══ Material to process ══

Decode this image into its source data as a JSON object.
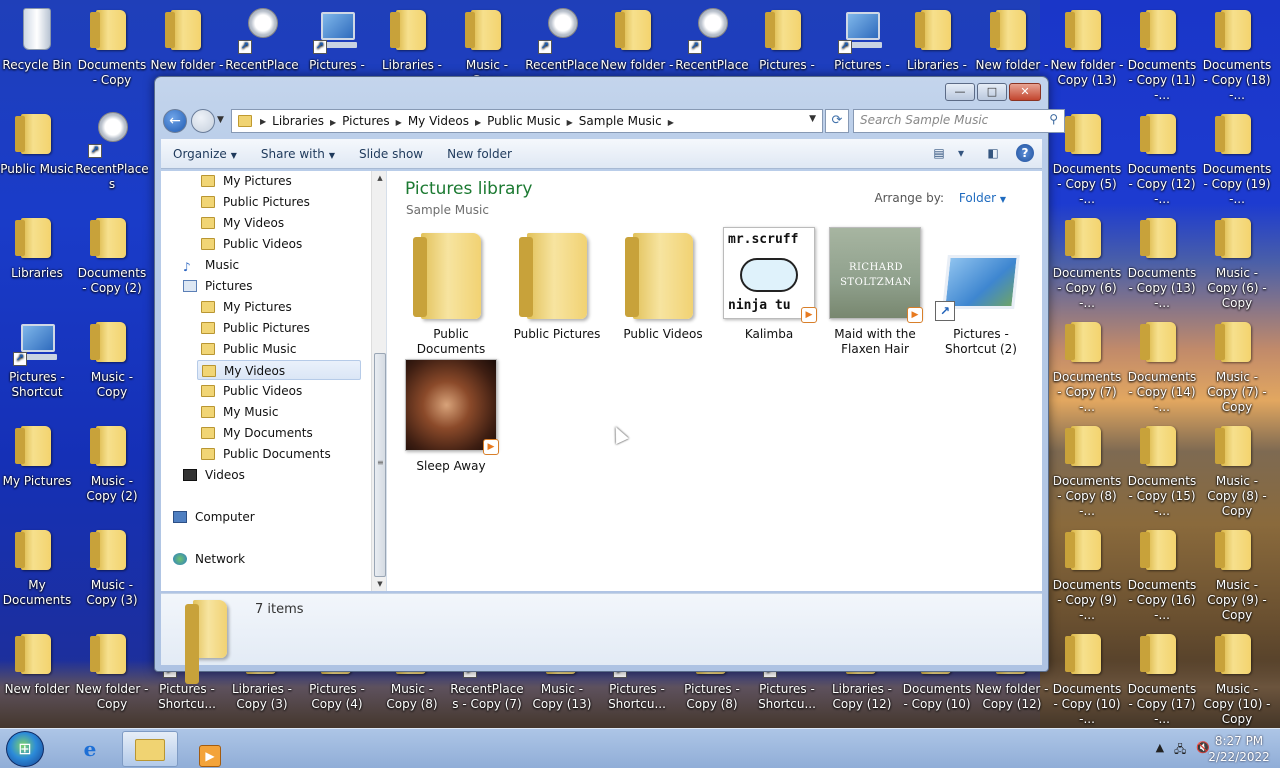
{
  "desktop": {
    "icons": [
      {
        "label": "Recycle Bin",
        "type": "bin"
      },
      {
        "label": "Documents - Copy",
        "type": "folder"
      },
      {
        "label": "New folder -",
        "type": "folder"
      },
      {
        "label": "RecentPlaces",
        "type": "recent"
      },
      {
        "label": "Pictures -",
        "type": "monitor"
      },
      {
        "label": "Libraries -",
        "type": "folder"
      },
      {
        "label": "Music - Copy",
        "type": "folder"
      },
      {
        "label": "RecentPlaces",
        "type": "recent"
      },
      {
        "label": "New folder -",
        "type": "folder"
      },
      {
        "label": "RecentPlaces",
        "type": "recent"
      },
      {
        "label": "Pictures -",
        "type": "folder"
      },
      {
        "label": "Pictures -",
        "type": "monitor"
      },
      {
        "label": "Libraries -",
        "type": "folder"
      },
      {
        "label": "New folder -",
        "type": "folder"
      },
      {
        "label": "New folder - Copy (13)",
        "type": "folder"
      },
      {
        "label": "Documents - Copy (11) -...",
        "type": "folder"
      },
      {
        "label": "Documents - Copy (18) -...",
        "type": "folder"
      },
      {
        "label": "Public Music",
        "type": "folder"
      },
      {
        "label": "RecentPlaces",
        "type": "recent"
      },
      {
        "label": "Documents - Copy (5) -...",
        "type": "folder"
      },
      {
        "label": "Documents - Copy (12) -...",
        "type": "folder"
      },
      {
        "label": "Documents - Copy (19) -...",
        "type": "folder"
      },
      {
        "label": "Libraries",
        "type": "folder"
      },
      {
        "label": "Documents - Copy (2)",
        "type": "folder"
      },
      {
        "label": "Documents - Copy (6) -...",
        "type": "folder"
      },
      {
        "label": "Documents - Copy (13) -...",
        "type": "folder"
      },
      {
        "label": "Music - Copy (6) - Copy",
        "type": "folder"
      },
      {
        "label": "Pictures - Shortcut",
        "type": "monitor"
      },
      {
        "label": "Music - Copy",
        "type": "folder"
      },
      {
        "label": "Documents - Copy (7) -...",
        "type": "folder"
      },
      {
        "label": "Documents - Copy (14) -...",
        "type": "folder"
      },
      {
        "label": "Music - Copy (7) - Copy",
        "type": "folder"
      },
      {
        "label": "My Pictures",
        "type": "folder"
      },
      {
        "label": "Music - Copy (2)",
        "type": "folder"
      },
      {
        "label": "Documents - Copy (8) -...",
        "type": "folder"
      },
      {
        "label": "Documents - Copy (15) -...",
        "type": "folder"
      },
      {
        "label": "Music - Copy (8) - Copy",
        "type": "folder"
      },
      {
        "label": "My Documents",
        "type": "folder"
      },
      {
        "label": "Music - Copy (3)",
        "type": "folder"
      },
      {
        "label": "Documents - Copy (9) -...",
        "type": "folder"
      },
      {
        "label": "Documents - Copy (16) -...",
        "type": "folder"
      },
      {
        "label": "Music - Copy (9) - Copy",
        "type": "folder"
      },
      {
        "label": "New folder",
        "type": "folder"
      },
      {
        "label": "New folder - Copy",
        "type": "folder"
      },
      {
        "label": "Pictures - Shortcu...",
        "type": "monitor"
      },
      {
        "label": "Libraries - Copy (3)",
        "type": "folder"
      },
      {
        "label": "Pictures - Copy (4)",
        "type": "folder"
      },
      {
        "label": "Music - Copy (8)",
        "type": "folder"
      },
      {
        "label": "RecentPlaces - Copy (7)",
        "type": "recent"
      },
      {
        "label": "Music - Copy (13)",
        "type": "folder"
      },
      {
        "label": "Pictures - Shortcu...",
        "type": "monitor"
      },
      {
        "label": "Pictures - Copy (8)",
        "type": "folder"
      },
      {
        "label": "Pictures - Shortcu...",
        "type": "monitor"
      },
      {
        "label": "Libraries - Copy (12)",
        "type": "folder"
      },
      {
        "label": "Documents - Copy (10)",
        "type": "folder"
      },
      {
        "label": "New folder - Copy (12)",
        "type": "folder"
      },
      {
        "label": "Documents - Copy (10) -...",
        "type": "folder"
      },
      {
        "label": "Documents - Copy (17) -...",
        "type": "folder"
      },
      {
        "label": "Music - Copy (10) - Copy",
        "type": "folder"
      }
    ]
  },
  "window": {
    "buttons": {
      "minimize": "—",
      "maximize": "□",
      "close": "✕"
    },
    "back_glyph": "←",
    "breadcrumb": [
      "Libraries",
      "Pictures",
      "My Videos",
      "Public Music",
      "Sample Music"
    ],
    "search_placeholder": "Search Sample Music",
    "toolbar": {
      "organize": "Organize",
      "share_with": "Share with",
      "slide_show": "Slide show",
      "new_folder": "New folder"
    },
    "nav_tree": [
      {
        "label": "My Pictures",
        "icon": "folder",
        "indent": 2
      },
      {
        "label": "Public Pictures",
        "icon": "folder",
        "indent": 2
      },
      {
        "label": "My Videos",
        "icon": "folder",
        "indent": 2
      },
      {
        "label": "Public Videos",
        "icon": "folder",
        "indent": 2
      },
      {
        "label": "Music",
        "icon": "music",
        "indent": 1
      },
      {
        "label": "Pictures",
        "icon": "pict",
        "indent": 1
      },
      {
        "label": "My Pictures",
        "icon": "folder",
        "indent": 2
      },
      {
        "label": "Public Pictures",
        "icon": "folder",
        "indent": 2
      },
      {
        "label": "Public Music",
        "icon": "folder",
        "indent": 2
      },
      {
        "label": "My Videos",
        "icon": "folder",
        "indent": 2,
        "selected": true
      },
      {
        "label": "Public Videos",
        "icon": "folder",
        "indent": 2
      },
      {
        "label": "My Music",
        "icon": "folder",
        "indent": 2
      },
      {
        "label": "My Documents",
        "icon": "folder",
        "indent": 2
      },
      {
        "label": "Public Documents",
        "icon": "folder",
        "indent": 2
      },
      {
        "label": "Videos",
        "icon": "video",
        "indent": 1
      },
      {
        "label": "",
        "icon": "",
        "indent": 0
      },
      {
        "label": "Computer",
        "icon": "comp",
        "indent": 0
      },
      {
        "label": "",
        "icon": "",
        "indent": 0
      },
      {
        "label": "Network",
        "icon": "net",
        "indent": 0
      }
    ],
    "library_title": "Pictures library",
    "library_subtitle": "Sample Music",
    "arrange_label": "Arrange by:",
    "arrange_value": "Folder",
    "files": [
      {
        "label": "Public Documents",
        "kind": "folder"
      },
      {
        "label": "Public Pictures",
        "kind": "folder"
      },
      {
        "label": "Public Videos",
        "kind": "folder"
      },
      {
        "label": "Kalimba",
        "kind": "album-kalimba",
        "art_text_1": "mr.scruff",
        "art_text_2": "ninja tu"
      },
      {
        "label": "Maid with the Flaxen Hair",
        "kind": "album-maid",
        "art_text_1": "RICHARD STOLTZMAN"
      },
      {
        "label": "Pictures - Shortcut (2)",
        "kind": "shortcut"
      },
      {
        "label": "Sleep Away",
        "kind": "album-sleep"
      }
    ],
    "details_count": "7 items"
  },
  "taskbar": {
    "clock_time": "8:27 PM",
    "clock_date": "2/22/2022"
  }
}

═══

Report only the number of lines in the data above that contain "with".

2